■ Entries ■
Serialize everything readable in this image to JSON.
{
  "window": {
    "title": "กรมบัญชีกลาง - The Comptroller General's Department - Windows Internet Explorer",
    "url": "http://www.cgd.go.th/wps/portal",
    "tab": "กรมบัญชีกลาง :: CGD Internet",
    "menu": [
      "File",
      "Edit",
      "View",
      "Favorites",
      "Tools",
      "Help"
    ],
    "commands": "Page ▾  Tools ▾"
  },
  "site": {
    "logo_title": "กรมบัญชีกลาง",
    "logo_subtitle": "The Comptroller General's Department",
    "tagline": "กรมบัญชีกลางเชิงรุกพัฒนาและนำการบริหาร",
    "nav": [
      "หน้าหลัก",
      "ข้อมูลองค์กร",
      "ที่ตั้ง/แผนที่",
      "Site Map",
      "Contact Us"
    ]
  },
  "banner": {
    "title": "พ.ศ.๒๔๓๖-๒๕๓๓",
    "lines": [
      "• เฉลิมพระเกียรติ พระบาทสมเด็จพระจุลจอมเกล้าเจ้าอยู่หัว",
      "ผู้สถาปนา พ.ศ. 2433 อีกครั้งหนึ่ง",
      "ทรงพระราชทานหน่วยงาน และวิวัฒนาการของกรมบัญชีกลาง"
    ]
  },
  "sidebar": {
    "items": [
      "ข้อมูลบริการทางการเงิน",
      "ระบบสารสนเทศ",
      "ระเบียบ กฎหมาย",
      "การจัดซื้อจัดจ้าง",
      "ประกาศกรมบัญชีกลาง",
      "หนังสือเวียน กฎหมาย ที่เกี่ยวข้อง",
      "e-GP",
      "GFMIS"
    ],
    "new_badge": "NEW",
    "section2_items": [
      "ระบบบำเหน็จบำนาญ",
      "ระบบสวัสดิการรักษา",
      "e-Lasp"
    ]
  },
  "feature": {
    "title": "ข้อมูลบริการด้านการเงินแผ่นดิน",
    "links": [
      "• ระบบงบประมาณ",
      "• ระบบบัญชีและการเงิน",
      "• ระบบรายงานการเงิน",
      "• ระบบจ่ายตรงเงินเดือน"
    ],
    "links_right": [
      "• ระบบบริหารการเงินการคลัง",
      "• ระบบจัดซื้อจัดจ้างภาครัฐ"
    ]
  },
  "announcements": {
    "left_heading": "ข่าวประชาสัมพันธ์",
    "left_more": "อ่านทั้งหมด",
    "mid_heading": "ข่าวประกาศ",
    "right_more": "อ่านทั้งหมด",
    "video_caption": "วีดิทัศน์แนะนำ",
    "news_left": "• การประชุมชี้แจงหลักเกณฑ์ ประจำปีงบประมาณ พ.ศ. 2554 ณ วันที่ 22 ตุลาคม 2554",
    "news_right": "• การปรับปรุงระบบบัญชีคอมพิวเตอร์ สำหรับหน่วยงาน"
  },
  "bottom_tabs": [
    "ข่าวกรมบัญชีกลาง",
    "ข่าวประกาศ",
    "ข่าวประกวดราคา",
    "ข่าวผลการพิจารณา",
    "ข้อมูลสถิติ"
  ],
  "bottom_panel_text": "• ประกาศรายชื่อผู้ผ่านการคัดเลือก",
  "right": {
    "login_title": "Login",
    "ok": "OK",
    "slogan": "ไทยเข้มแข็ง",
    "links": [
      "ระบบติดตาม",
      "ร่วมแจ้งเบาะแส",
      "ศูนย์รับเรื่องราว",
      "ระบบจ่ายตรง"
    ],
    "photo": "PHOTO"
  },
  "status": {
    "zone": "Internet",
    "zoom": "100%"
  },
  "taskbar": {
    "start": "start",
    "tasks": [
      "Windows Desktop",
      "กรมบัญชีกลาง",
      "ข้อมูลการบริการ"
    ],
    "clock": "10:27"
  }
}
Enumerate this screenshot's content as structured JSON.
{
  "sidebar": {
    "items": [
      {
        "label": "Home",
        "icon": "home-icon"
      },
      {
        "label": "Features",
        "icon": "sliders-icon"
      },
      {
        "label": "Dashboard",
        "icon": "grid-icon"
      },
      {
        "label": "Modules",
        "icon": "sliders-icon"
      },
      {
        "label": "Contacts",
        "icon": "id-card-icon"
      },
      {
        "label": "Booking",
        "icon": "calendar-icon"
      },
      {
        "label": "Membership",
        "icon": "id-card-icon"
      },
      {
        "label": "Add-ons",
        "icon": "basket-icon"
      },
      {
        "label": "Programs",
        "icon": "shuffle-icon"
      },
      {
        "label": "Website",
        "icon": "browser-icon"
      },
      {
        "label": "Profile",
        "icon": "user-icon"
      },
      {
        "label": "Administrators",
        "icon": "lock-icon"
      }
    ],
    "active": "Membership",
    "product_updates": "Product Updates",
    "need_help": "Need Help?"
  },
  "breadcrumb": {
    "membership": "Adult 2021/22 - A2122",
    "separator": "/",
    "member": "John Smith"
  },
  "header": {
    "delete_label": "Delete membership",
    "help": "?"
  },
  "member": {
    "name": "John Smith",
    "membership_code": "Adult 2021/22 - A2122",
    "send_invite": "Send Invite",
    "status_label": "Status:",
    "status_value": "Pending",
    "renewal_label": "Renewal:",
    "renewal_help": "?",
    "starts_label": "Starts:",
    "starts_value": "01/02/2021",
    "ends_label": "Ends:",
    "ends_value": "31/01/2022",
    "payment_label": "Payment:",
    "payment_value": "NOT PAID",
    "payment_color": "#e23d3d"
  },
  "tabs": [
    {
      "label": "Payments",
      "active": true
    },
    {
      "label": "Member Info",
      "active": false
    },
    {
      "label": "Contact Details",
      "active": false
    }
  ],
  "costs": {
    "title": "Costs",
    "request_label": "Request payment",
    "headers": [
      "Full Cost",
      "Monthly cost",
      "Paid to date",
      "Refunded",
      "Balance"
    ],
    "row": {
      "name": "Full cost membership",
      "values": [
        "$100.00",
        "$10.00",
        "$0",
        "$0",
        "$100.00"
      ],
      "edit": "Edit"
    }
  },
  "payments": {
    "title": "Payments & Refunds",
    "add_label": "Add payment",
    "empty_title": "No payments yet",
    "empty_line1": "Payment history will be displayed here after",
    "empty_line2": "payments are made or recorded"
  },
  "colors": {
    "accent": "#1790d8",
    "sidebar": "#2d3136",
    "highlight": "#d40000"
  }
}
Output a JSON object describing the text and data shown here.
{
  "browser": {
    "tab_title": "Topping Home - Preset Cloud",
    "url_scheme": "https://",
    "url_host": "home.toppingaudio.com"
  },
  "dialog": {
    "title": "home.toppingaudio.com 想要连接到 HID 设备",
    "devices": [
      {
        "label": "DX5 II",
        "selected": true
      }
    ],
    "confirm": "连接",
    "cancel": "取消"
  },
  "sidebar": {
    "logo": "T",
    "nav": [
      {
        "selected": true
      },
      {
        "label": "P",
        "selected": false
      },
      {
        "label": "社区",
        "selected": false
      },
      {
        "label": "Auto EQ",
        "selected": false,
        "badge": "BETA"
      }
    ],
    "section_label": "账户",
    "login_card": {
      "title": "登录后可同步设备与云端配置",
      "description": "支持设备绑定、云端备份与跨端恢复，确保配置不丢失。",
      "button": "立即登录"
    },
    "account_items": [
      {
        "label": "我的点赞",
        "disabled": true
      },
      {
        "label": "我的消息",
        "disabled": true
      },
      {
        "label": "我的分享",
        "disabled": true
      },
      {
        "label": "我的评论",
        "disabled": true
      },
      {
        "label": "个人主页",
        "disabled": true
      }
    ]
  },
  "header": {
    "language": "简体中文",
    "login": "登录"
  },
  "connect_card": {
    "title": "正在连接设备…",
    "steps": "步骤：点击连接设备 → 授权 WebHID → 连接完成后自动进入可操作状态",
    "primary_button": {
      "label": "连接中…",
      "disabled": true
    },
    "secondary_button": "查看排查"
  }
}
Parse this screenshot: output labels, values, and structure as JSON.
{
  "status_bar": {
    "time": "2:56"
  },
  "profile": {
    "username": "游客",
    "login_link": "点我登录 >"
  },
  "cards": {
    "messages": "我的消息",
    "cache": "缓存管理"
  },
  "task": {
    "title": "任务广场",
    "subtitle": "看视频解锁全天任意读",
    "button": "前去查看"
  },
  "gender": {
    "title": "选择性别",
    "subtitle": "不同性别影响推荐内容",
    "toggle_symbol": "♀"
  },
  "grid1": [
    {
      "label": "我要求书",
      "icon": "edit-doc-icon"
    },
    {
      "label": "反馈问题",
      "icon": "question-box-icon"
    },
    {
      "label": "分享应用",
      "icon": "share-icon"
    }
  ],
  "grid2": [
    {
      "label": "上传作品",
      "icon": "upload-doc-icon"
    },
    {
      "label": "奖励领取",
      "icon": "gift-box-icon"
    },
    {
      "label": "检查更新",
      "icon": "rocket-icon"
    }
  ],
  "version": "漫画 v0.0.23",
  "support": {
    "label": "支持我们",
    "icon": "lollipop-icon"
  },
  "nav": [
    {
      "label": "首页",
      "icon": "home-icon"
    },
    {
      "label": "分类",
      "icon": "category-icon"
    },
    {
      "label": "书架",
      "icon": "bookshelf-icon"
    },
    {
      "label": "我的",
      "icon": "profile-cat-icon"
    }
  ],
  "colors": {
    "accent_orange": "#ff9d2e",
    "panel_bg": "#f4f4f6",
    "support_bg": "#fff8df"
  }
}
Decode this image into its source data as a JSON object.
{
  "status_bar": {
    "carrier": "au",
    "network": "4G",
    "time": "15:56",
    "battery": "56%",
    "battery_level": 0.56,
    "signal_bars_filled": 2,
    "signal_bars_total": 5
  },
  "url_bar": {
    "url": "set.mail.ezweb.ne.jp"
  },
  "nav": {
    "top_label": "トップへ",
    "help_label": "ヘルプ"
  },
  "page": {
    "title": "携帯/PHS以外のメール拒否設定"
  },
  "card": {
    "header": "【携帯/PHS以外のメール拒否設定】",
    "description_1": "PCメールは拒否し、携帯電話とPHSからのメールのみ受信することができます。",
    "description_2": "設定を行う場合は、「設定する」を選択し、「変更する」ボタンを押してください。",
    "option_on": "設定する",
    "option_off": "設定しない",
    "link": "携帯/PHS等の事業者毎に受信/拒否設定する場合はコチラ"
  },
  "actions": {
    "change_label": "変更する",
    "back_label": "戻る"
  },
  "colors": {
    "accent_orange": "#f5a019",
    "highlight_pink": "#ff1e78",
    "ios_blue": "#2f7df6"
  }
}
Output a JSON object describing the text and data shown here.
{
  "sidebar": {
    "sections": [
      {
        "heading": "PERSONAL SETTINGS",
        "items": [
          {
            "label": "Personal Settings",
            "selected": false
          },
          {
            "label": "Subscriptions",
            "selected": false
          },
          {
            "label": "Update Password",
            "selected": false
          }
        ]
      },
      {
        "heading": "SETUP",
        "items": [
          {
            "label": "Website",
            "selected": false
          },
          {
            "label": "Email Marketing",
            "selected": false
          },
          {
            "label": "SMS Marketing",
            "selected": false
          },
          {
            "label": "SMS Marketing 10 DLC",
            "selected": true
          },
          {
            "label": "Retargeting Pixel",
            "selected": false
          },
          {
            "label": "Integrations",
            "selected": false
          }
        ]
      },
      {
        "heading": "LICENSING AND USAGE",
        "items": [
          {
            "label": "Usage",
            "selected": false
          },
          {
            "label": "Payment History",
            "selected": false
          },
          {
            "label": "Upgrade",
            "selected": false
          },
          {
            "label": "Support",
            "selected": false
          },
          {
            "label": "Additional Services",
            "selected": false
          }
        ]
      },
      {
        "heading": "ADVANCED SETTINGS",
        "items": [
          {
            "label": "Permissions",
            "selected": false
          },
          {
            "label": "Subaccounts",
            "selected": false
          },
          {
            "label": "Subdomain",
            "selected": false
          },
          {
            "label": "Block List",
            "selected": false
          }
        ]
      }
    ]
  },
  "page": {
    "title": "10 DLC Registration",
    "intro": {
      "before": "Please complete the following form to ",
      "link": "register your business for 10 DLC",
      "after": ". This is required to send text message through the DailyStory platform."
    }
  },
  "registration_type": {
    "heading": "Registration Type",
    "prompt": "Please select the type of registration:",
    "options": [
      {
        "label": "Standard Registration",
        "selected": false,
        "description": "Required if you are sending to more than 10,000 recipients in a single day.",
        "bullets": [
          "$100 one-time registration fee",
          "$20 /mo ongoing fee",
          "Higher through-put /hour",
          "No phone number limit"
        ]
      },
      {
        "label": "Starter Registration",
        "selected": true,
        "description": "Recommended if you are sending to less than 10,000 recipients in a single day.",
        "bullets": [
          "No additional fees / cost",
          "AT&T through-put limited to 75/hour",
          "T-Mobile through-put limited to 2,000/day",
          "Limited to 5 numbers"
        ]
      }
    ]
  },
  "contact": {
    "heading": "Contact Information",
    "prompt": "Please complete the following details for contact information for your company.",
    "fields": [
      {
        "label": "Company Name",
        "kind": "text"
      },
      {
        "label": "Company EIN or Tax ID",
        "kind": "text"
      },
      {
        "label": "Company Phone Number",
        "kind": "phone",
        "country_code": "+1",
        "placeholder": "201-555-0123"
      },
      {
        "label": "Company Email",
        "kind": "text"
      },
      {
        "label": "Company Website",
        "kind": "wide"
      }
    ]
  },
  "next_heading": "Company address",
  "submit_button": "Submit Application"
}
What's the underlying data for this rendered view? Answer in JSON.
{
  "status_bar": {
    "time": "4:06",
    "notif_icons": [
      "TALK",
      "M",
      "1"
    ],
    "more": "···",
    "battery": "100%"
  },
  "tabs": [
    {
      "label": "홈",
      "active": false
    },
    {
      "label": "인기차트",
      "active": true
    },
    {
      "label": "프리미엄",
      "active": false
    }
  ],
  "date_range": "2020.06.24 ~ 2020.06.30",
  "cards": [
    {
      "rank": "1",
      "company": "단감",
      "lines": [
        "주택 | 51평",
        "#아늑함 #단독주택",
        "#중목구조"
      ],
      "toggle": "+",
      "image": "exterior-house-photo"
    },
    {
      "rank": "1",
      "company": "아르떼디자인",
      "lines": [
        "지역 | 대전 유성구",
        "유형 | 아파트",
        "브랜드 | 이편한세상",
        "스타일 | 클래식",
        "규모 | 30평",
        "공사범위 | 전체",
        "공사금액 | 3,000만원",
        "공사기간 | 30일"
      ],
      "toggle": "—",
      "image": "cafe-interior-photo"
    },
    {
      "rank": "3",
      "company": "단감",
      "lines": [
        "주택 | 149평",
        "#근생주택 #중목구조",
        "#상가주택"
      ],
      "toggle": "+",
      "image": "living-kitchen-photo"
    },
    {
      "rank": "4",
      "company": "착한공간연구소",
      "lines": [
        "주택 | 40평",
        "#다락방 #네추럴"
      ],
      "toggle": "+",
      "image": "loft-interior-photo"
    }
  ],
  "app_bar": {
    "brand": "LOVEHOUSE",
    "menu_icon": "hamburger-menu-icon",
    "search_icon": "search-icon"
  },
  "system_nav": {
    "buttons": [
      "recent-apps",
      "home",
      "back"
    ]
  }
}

■ Task prompt ■
Copy every line of the entries above in which "PHS以外のメール拒否設定" occurs.

■ Exercise result ■
    "title": "携帯/PHS以外のメール拒否設定"
    "header": "【携帯/PHS以外のメール拒否設定】",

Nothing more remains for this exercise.